--- BEGIN ---

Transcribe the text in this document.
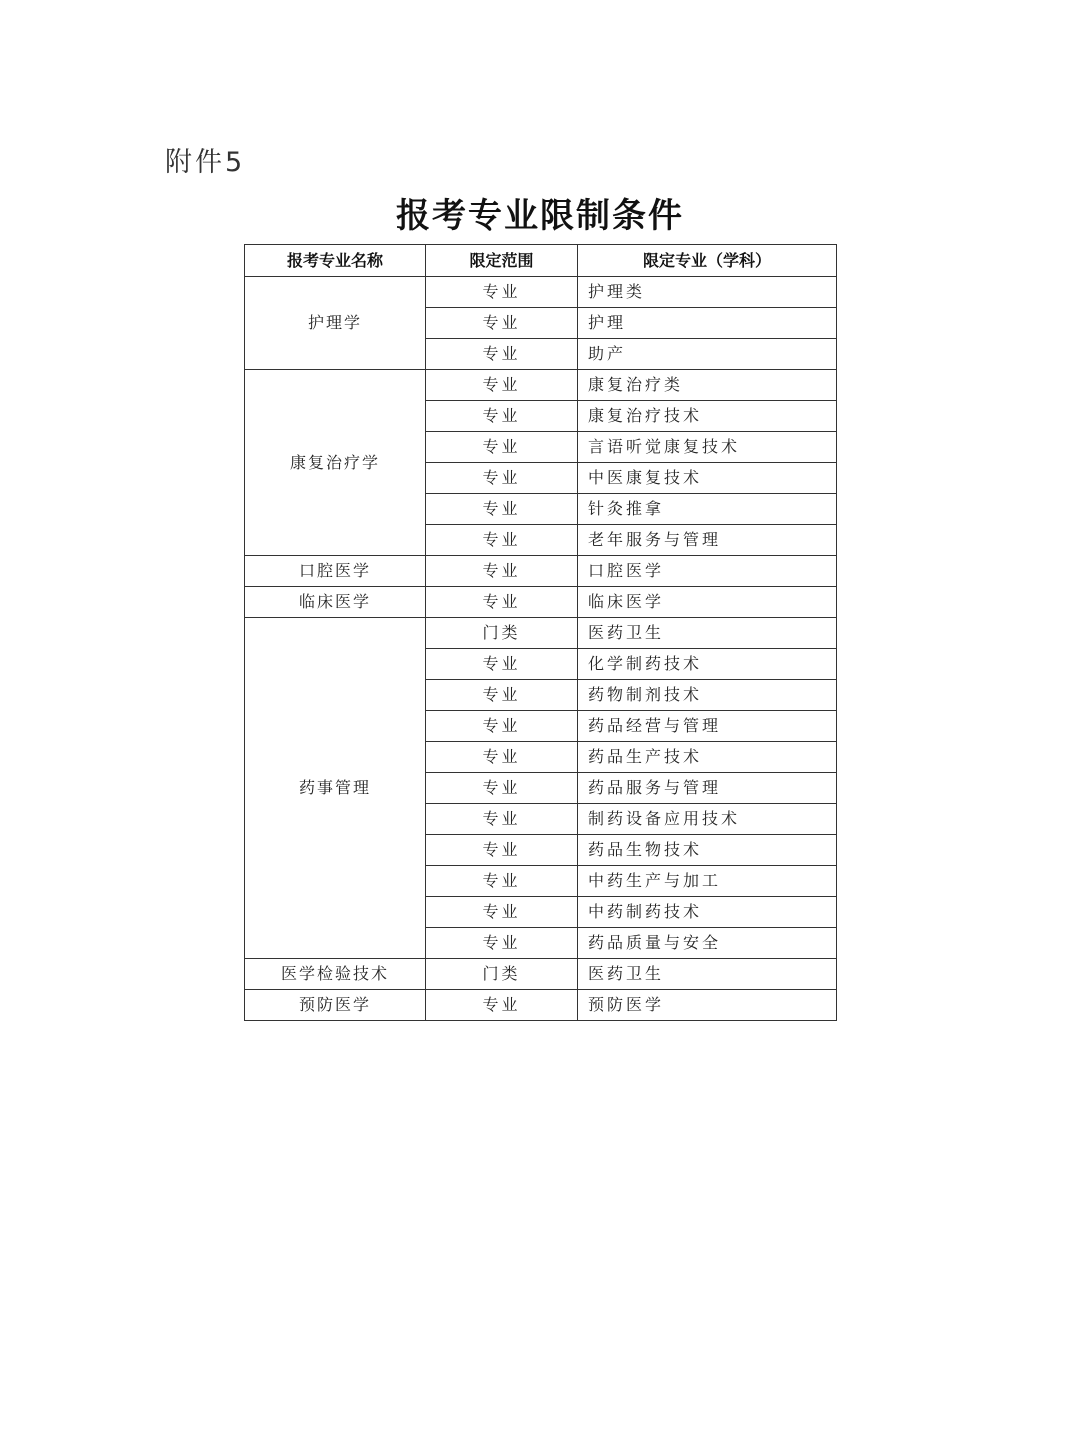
附件5
报考专业限制条件
报考专业名称	限定范围	限定专业（学科）
护理学	专业	护理类
	专业	护理
	专业	助产
康复治疗学	专业	康复治疗类
	专业	康复治疗技术
	专业	言语听觉康复技术
	专业	中医康复技术
	专业	针灸推拿
	专业	老年服务与管理
口腔医学	专业	口腔医学
临床医学	专业	临床医学
药事管理	门类	医药卫生
	专业	化学制药技术
	专业	药物制剂技术
	专业	药品经营与管理
	专业	药品生产技术
	专业	药品服务与管理
	专业	制药设备应用技术
	专业	药品生物技术
	专业	中药生产与加工
	专业	中药制药技术
	专业	药品质量与安全
医学检验技术	门类	医药卫生
预防医学	专业	预防医学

--- END ---

■ Your task ■
Give an exact reproduction of every line, leaving out any picture.

■ Answer ■
Transcribe the text in this document.
附件5
报考专业限制条件
报考专业名称	限定范围	限定专业（学科）
护理学	专业	护理类
	专业	护理
	专业	助产
康复治疗学	专业	康复治疗类
	专业	康复治疗技术
	专业	言语听觉康复技术
	专业	中医康复技术
	专业	针灸推拿
	专业	老年服务与管理
口腔医学	专业	口腔医学
临床医学	专业	临床医学
药事管理	门类	医药卫生
	专业	化学制药技术
	专业	药物制剂技术
	专业	药品经营与管理
	专业	药品生产技术
	专业	药品服务与管理
	专业	制药设备应用技术
	专业	药品生物技术
	专业	中药生产与加工
	专业	中药制药技术
	专业	药品质量与安全
医学检验技术	门类	医药卫生
预防医学	专业	预防医学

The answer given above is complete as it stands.